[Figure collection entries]
· · · ·
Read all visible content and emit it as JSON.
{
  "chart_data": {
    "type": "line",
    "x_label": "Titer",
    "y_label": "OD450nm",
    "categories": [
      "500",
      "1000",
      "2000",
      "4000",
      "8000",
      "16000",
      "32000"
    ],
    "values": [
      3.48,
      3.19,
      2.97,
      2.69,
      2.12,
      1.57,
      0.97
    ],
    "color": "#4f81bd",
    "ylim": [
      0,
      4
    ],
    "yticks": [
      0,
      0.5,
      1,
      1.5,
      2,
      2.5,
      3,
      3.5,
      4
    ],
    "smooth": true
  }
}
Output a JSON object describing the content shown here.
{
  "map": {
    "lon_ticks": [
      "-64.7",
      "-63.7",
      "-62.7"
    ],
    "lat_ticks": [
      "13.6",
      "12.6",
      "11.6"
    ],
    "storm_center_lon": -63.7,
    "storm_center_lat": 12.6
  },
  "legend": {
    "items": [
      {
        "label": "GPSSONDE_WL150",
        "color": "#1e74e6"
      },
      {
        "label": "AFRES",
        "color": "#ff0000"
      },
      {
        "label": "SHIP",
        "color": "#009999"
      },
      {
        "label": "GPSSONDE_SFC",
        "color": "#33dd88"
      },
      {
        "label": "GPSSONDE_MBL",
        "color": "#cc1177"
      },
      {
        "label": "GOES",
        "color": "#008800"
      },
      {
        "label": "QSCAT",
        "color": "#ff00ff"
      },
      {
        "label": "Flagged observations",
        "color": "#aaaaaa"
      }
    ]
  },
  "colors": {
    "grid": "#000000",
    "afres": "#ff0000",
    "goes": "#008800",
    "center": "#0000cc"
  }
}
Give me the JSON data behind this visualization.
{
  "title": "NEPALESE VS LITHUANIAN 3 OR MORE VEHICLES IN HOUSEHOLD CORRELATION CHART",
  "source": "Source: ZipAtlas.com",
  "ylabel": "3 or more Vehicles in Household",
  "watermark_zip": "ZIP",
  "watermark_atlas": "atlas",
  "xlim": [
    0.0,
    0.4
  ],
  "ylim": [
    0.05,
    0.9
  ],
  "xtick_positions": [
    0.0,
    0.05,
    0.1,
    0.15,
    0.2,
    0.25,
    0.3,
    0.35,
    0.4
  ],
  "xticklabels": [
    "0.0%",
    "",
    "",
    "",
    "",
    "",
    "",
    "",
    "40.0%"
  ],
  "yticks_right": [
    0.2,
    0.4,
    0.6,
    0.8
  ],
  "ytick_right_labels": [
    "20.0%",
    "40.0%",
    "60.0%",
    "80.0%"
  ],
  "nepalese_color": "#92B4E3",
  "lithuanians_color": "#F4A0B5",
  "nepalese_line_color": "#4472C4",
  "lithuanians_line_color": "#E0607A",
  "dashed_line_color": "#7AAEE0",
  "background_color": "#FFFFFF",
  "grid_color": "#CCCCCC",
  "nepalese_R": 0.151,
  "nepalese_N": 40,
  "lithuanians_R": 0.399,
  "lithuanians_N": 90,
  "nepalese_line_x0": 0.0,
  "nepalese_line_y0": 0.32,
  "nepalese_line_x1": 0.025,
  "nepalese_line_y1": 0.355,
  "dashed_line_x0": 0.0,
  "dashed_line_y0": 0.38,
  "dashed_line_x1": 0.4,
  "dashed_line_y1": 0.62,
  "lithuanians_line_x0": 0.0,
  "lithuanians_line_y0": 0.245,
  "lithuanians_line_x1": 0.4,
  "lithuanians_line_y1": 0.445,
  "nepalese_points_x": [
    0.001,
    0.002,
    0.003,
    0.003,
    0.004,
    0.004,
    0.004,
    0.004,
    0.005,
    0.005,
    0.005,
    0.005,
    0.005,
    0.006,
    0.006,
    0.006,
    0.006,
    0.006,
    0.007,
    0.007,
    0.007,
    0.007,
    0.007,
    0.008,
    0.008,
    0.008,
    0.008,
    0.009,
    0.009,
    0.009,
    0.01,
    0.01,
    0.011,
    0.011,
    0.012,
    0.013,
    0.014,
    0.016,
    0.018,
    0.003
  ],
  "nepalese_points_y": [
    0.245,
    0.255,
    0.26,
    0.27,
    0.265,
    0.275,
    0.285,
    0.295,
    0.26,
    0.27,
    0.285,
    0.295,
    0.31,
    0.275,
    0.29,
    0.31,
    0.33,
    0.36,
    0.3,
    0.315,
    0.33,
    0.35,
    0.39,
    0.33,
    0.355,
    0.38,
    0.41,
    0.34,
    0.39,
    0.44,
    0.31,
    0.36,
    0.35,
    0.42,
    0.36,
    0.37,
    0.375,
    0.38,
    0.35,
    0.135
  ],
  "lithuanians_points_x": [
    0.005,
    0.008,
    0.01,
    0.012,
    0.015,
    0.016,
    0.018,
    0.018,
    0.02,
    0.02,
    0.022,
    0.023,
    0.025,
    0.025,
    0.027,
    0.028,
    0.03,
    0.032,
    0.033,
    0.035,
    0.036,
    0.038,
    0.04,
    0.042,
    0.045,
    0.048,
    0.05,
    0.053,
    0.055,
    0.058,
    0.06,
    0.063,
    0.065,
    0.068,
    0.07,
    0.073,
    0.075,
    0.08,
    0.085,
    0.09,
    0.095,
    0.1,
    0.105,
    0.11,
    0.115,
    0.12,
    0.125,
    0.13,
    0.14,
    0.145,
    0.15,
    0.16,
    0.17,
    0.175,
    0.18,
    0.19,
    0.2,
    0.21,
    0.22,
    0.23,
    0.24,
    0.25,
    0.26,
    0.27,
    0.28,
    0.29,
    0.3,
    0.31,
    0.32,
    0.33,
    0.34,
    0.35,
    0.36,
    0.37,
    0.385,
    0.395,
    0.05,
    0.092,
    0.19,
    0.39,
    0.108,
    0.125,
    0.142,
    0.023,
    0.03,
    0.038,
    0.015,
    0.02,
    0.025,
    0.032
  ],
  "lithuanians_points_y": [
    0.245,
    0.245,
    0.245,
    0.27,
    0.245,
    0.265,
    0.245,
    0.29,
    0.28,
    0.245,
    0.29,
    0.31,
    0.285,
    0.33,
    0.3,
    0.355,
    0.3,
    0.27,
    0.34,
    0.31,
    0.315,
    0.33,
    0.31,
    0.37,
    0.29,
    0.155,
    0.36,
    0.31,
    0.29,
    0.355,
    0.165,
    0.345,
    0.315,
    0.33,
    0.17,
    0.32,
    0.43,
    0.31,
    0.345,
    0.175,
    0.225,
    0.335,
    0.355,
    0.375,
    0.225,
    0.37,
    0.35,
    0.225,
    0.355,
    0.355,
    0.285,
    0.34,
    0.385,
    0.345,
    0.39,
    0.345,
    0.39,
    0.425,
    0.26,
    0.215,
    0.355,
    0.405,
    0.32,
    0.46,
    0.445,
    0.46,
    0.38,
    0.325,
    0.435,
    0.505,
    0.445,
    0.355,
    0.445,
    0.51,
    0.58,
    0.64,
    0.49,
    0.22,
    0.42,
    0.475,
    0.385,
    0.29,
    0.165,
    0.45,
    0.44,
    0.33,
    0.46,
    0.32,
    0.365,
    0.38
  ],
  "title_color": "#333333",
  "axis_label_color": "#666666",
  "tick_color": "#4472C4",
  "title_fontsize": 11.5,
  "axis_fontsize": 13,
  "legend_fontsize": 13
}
· · · ·
* [Short problem]
Give back only a number, the number of lines where the string "content" occurs.

* [Result of the exercise]
2